### PROBLEM DETAILS
Using the records below, please work out how many lines contain "Diffuse"; answer with the number alone.

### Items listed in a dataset
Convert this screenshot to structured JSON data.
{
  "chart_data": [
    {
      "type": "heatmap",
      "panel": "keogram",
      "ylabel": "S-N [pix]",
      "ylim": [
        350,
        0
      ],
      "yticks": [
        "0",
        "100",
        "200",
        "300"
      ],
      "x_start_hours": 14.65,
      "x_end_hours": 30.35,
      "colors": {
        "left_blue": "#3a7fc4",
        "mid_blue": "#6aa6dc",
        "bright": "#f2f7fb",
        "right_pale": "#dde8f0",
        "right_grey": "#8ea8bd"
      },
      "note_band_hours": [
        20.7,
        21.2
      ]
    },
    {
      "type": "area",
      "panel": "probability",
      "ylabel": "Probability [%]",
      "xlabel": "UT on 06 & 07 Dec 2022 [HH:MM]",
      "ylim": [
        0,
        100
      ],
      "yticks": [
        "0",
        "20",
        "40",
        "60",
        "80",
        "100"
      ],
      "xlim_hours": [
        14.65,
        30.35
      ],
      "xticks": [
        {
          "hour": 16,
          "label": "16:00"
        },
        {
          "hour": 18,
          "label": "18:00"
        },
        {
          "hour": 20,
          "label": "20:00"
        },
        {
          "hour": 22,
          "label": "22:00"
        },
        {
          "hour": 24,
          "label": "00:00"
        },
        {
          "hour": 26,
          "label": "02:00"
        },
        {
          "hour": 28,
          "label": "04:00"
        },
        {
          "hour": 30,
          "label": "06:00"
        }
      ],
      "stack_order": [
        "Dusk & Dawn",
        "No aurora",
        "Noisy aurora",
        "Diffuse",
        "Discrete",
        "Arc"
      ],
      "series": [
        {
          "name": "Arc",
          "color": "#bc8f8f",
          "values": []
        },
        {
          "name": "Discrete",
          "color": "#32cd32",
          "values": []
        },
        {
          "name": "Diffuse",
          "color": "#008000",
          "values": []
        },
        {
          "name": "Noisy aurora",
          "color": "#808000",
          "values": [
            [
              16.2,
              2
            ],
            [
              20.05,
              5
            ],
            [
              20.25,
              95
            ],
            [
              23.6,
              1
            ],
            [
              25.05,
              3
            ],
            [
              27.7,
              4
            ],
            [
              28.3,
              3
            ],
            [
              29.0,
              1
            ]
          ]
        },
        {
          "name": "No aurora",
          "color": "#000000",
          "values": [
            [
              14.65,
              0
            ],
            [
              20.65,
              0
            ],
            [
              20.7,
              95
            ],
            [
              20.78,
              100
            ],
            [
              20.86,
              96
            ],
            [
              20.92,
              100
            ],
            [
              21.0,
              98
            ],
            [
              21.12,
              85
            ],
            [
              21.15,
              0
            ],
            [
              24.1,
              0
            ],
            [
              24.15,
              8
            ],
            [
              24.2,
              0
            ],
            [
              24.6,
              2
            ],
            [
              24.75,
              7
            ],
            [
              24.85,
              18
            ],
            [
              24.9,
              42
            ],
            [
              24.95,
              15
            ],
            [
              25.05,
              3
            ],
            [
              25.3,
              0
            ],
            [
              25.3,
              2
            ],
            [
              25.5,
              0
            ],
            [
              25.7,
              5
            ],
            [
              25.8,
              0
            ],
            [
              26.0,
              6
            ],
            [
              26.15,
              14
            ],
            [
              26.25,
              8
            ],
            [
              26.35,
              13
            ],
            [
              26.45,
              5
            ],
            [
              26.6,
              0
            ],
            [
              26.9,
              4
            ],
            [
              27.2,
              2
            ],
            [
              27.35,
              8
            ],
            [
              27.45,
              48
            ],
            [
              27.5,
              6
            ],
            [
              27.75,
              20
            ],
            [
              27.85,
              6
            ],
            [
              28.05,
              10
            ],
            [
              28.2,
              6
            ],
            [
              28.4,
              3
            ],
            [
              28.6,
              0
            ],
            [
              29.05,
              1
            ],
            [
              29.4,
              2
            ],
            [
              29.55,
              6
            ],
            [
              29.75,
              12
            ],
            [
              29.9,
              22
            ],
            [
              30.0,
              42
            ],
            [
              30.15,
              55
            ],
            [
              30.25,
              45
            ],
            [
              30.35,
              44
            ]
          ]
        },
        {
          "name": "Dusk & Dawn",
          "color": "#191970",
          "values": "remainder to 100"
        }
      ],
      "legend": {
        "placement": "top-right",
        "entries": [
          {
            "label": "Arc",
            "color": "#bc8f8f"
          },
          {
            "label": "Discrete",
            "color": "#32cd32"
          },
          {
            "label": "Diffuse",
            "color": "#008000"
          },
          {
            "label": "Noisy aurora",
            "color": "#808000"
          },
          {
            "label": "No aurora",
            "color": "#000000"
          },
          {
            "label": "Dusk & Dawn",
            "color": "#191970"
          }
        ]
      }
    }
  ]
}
==
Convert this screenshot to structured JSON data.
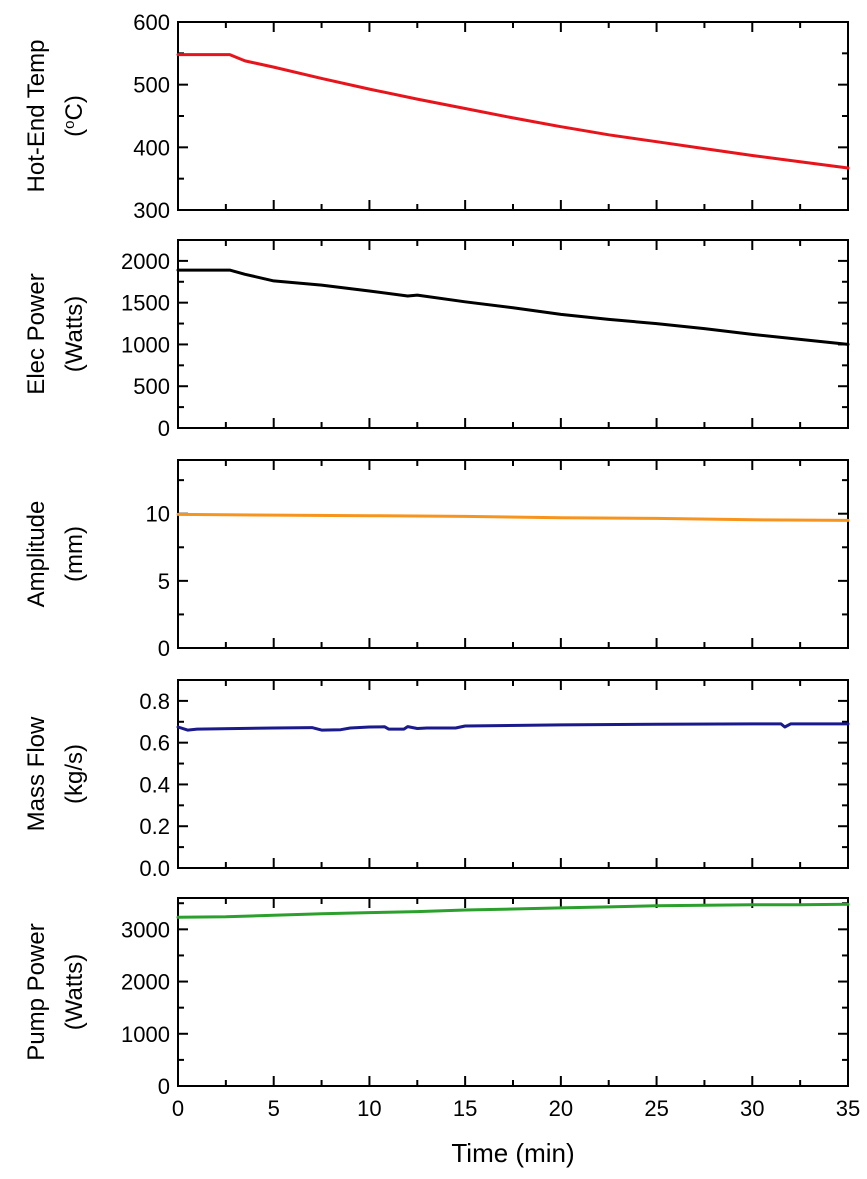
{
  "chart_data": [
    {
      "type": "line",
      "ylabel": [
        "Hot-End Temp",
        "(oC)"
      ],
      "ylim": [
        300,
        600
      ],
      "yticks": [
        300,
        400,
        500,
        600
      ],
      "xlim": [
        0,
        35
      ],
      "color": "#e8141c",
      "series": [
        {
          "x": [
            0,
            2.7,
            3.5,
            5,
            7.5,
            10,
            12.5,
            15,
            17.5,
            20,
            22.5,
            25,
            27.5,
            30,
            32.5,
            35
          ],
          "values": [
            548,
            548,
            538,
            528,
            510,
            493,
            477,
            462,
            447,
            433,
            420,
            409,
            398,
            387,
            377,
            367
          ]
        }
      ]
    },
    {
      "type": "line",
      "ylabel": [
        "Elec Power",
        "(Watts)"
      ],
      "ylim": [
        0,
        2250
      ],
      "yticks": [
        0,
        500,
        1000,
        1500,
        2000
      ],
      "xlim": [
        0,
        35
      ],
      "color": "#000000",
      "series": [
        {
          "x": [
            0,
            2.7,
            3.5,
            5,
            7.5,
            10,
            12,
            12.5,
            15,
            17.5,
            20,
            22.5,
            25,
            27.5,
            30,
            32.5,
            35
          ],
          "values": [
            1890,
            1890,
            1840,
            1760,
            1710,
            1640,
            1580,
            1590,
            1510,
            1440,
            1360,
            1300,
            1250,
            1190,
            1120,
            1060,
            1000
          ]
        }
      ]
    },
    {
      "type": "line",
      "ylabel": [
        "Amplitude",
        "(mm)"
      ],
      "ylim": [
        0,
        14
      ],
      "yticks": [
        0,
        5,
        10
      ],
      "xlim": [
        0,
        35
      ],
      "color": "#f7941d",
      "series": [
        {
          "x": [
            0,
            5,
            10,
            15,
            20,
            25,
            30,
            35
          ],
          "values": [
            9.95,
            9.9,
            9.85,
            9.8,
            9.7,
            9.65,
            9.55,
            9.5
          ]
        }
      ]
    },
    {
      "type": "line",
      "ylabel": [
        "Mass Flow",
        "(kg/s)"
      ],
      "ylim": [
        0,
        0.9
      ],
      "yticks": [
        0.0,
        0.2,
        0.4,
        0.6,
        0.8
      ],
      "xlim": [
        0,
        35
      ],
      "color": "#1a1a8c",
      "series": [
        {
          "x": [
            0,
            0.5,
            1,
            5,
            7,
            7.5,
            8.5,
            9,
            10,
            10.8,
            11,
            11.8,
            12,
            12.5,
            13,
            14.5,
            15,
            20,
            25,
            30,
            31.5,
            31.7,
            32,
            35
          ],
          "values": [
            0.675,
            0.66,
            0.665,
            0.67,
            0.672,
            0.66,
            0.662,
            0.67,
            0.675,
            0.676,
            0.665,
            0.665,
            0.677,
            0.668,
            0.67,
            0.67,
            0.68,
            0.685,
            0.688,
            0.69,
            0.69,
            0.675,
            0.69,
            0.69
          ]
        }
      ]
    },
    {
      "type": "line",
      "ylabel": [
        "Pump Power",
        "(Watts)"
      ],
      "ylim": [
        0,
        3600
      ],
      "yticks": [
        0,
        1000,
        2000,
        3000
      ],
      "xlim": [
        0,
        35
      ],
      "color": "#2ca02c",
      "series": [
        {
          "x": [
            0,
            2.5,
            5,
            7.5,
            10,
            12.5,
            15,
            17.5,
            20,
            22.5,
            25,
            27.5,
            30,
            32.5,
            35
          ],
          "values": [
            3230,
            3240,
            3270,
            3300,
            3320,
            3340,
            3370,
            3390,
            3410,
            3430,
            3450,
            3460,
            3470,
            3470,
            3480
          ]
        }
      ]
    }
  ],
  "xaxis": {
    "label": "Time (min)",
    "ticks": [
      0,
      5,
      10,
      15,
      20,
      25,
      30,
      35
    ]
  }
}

### REPLY
3